(Element location data)
#####
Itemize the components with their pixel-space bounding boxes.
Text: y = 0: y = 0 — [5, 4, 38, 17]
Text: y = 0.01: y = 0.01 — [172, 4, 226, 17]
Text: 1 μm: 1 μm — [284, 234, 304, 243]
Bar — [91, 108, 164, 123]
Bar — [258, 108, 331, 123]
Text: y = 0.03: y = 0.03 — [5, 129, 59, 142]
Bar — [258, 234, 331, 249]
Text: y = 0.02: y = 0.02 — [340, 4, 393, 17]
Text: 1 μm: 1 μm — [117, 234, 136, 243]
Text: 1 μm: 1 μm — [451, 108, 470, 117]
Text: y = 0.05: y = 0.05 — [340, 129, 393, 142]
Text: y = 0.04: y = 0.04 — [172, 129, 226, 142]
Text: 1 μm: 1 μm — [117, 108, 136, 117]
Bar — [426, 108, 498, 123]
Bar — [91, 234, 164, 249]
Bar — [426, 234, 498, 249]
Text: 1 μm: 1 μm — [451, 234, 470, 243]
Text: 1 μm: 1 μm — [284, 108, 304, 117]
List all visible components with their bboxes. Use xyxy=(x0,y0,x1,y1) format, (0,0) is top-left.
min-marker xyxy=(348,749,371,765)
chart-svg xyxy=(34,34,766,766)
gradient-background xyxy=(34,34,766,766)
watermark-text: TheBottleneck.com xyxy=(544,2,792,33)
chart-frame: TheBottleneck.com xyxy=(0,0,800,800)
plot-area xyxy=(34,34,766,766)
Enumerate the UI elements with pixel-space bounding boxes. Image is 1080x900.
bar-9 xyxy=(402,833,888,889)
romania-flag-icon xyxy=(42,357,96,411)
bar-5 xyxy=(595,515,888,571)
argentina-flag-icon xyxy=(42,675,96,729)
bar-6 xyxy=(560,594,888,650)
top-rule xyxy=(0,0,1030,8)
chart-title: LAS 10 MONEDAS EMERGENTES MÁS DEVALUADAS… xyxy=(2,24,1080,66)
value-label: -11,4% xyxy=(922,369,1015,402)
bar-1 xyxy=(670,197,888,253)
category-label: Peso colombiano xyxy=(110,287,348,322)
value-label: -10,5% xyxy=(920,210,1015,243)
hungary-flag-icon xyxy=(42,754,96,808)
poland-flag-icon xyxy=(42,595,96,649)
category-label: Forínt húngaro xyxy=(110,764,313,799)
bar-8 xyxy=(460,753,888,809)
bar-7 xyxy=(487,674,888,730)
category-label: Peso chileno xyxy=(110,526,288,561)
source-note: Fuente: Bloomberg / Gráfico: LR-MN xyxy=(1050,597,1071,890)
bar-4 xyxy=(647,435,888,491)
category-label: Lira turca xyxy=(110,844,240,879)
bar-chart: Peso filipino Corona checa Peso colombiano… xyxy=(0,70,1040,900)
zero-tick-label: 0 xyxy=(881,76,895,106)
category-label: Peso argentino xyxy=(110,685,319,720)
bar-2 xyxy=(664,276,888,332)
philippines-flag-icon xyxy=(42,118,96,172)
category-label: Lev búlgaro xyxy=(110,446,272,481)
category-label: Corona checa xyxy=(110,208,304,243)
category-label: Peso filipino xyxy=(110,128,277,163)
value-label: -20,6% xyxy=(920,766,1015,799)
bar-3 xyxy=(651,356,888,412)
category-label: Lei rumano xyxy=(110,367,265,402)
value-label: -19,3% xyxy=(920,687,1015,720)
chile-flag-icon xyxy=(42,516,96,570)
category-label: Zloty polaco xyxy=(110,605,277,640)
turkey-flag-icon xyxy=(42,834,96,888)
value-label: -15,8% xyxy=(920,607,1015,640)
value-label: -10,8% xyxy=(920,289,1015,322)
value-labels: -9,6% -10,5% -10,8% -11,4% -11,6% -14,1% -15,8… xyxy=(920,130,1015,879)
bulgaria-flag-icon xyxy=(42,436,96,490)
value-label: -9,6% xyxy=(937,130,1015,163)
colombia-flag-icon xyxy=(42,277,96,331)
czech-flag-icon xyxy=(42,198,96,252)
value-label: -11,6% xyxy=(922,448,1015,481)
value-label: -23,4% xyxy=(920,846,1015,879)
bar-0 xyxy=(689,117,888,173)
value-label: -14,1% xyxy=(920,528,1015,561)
#####
◆ GOAL ◆
Rewrite the lines above with every "category-label" renamed to "currency-label" and nothing else changed.

◆ TASK ANSWER ◆
Itemize the components with their pixel-space bounding boxes.
Text: y = 0: y = 0 — [5, 4, 38, 17]
Text: y = 0.01: y = 0.01 — [172, 4, 226, 17]
Text: 1 μm: 1 μm — [284, 234, 304, 243]
Bar — [91, 108, 164, 123]
Bar — [258, 108, 331, 123]
Text: y = 0.03: y = 0.03 — [5, 129, 59, 142]
Bar — [258, 234, 331, 249]
Text: y = 0.02: y = 0.02 — [340, 4, 393, 17]
Text: 1 μm: 1 μm — [117, 234, 136, 243]
Text: 1 μm: 1 μm — [451, 108, 470, 117]
Text: y = 0.05: y = 0.05 — [340, 129, 393, 142]
Text: y = 0.04: y = 0.04 — [172, 129, 226, 142]
Text: 1 μm: 1 μm — [117, 108, 136, 117]
Bar — [426, 108, 498, 123]
Bar — [91, 234, 164, 249]
Bar — [426, 234, 498, 249]
Text: 1 μm: 1 μm — [451, 234, 470, 243]
Text: 1 μm: 1 μm — [284, 108, 304, 117]
List all visible components with their bboxes. Use xyxy=(x0,y0,x1,y1) format, (0,0) is top-left.
min-marker xyxy=(348,749,371,765)
chart-svg xyxy=(34,34,766,766)
gradient-background xyxy=(34,34,766,766)
watermark-text: TheBottleneck.com xyxy=(544,2,792,33)
chart-frame: TheBottleneck.com xyxy=(0,0,800,800)
plot-area xyxy=(34,34,766,766)
Enumerate the UI elements with pixel-space bounding boxes. Image is 1080x900.
bar-9 xyxy=(402,833,888,889)
romania-flag-icon xyxy=(42,357,96,411)
bar-5 xyxy=(595,515,888,571)
argentina-flag-icon xyxy=(42,675,96,729)
bar-6 xyxy=(560,594,888,650)
top-rule xyxy=(0,0,1030,8)
chart-title: LAS 10 MONEDAS EMERGENTES MÁS DEVALUADAS… xyxy=(2,24,1080,66)
value-label: -11,4% xyxy=(922,369,1015,402)
bar-1 xyxy=(670,197,888,253)
currency-label: Peso colombiano xyxy=(110,287,348,322)
value-label: -10,5% xyxy=(920,210,1015,243)
hungary-flag-icon xyxy=(42,754,96,808)
poland-flag-icon xyxy=(42,595,96,649)
currency-label: Forínt húngaro xyxy=(110,764,313,799)
bar-8 xyxy=(460,753,888,809)
bar-7 xyxy=(487,674,888,730)
currency-label: Peso chileno xyxy=(110,526,288,561)
source-note: Fuente: Bloomberg / Gráfico: LR-MN xyxy=(1050,597,1071,890)
bar-4 xyxy=(647,435,888,491)
currency-label: Lira turca xyxy=(110,844,240,879)
bar-chart: Peso filipino Corona checa Peso colombiano… xyxy=(0,70,1040,900)
zero-tick-label: 0 xyxy=(881,76,895,106)
currency-label: Peso argentino xyxy=(110,685,319,720)
bar-2 xyxy=(664,276,888,332)
philippines-flag-icon xyxy=(42,118,96,172)
currency-label: Lev búlgaro xyxy=(110,446,272,481)
currency-label: Corona checa xyxy=(110,208,304,243)
currency-label: Peso filipino xyxy=(110,128,277,163)
value-label: -20,6% xyxy=(920,766,1015,799)
bar-3 xyxy=(651,356,888,412)
currency-label: Lei rumano xyxy=(110,367,265,402)
value-label: -19,3% xyxy=(920,687,1015,720)
chile-flag-icon xyxy=(42,516,96,570)
currency-label: Zloty polaco xyxy=(110,605,277,640)
turkey-flag-icon xyxy=(42,834,96,888)
value-label: -15,8% xyxy=(920,607,1015,640)
value-label: -10,8% xyxy=(920,289,1015,322)
value-labels: -9,6% -10,5% -10,8% -11,4% -11,6% -14,1% -15,8… xyxy=(920,130,1015,879)
bulgaria-flag-icon xyxy=(42,436,96,490)
value-label: -9,6% xyxy=(937,130,1015,163)
colombia-flag-icon xyxy=(42,277,96,331)
czech-flag-icon xyxy=(42,198,96,252)
value-label: -11,6% xyxy=(922,448,1015,481)
value-label: -23,4% xyxy=(920,846,1015,879)
bar-0 xyxy=(689,117,888,173)
value-label: -14,1% xyxy=(920,528,1015,561)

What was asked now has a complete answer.